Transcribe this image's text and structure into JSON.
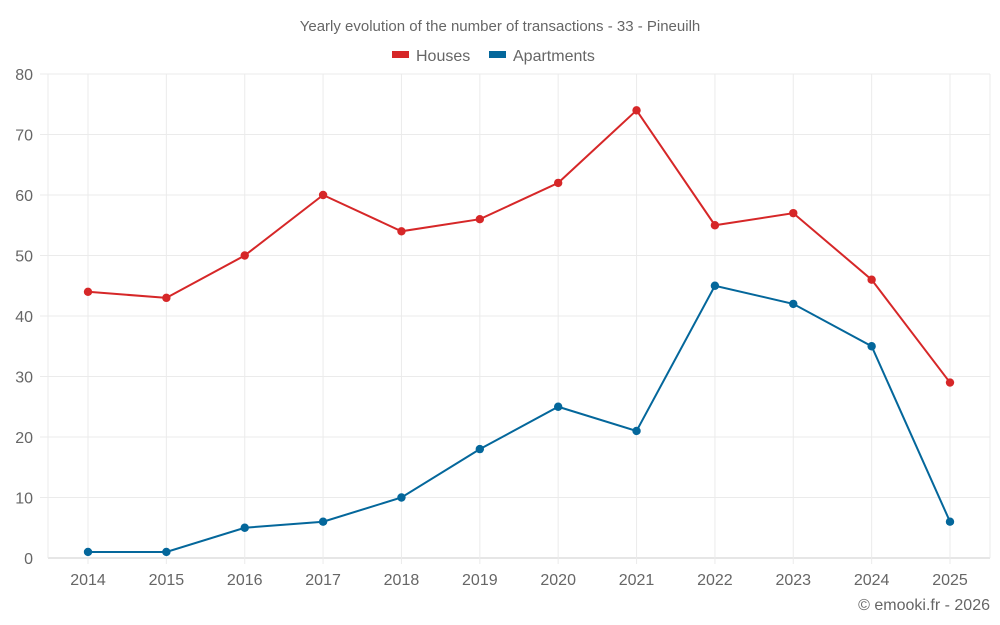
{
  "chart_data": {
    "type": "line",
    "title": "Yearly evolution of the number of transactions - 33 - Pineuilh",
    "xlabel": "",
    "ylabel": "",
    "categories": [
      "2014",
      "2015",
      "2016",
      "2017",
      "2018",
      "2019",
      "2020",
      "2021",
      "2022",
      "2023",
      "2024",
      "2025"
    ],
    "ylim": [
      0,
      80
    ],
    "yticks": [
      0,
      10,
      20,
      30,
      40,
      50,
      60,
      70,
      80
    ],
    "grid": true,
    "legend_position": "top-center",
    "series": [
      {
        "name": "Houses",
        "color": "#d62728",
        "values": [
          44,
          43,
          50,
          60,
          54,
          56,
          62,
          74,
          55,
          57,
          46,
          29
        ]
      },
      {
        "name": "Apartments",
        "color": "#04679b",
        "values": [
          1,
          1,
          5,
          6,
          10,
          18,
          25,
          21,
          45,
          42,
          35,
          6
        ]
      }
    ],
    "credit": "© emooki.fr - 2026"
  }
}
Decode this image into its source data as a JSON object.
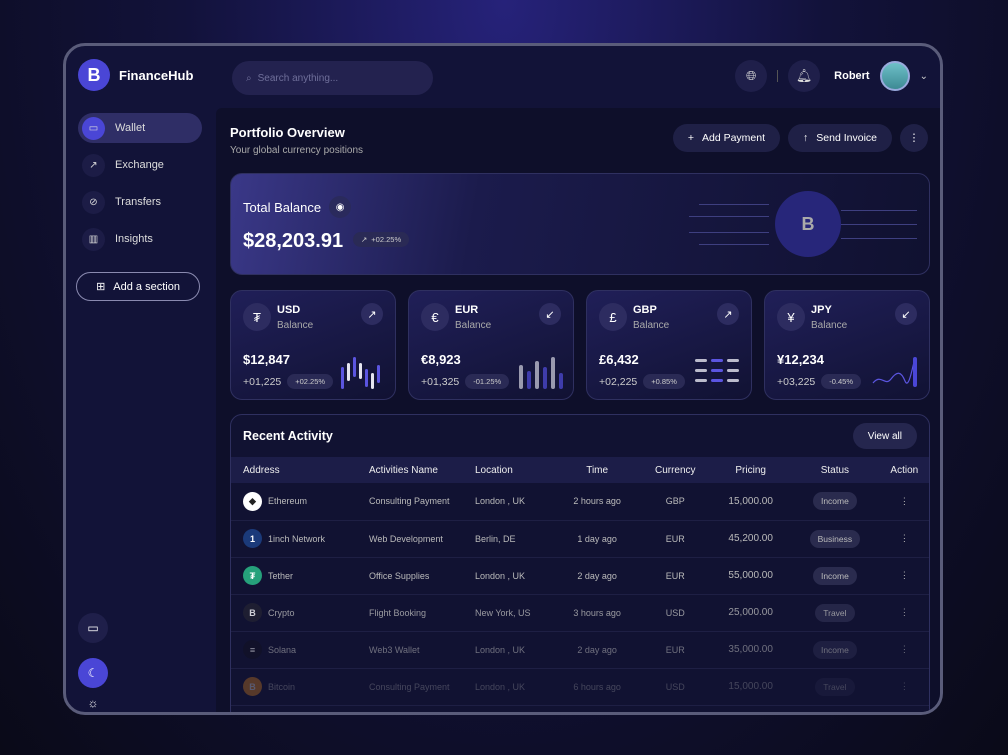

_TASK REQUIREMENTS_
Which lines hold the word "image"? Show each one.

_ANSWER TO THE TASK_
Transcribe this image's text and structure into JSON.
Decode this image into its source data as a JSON object.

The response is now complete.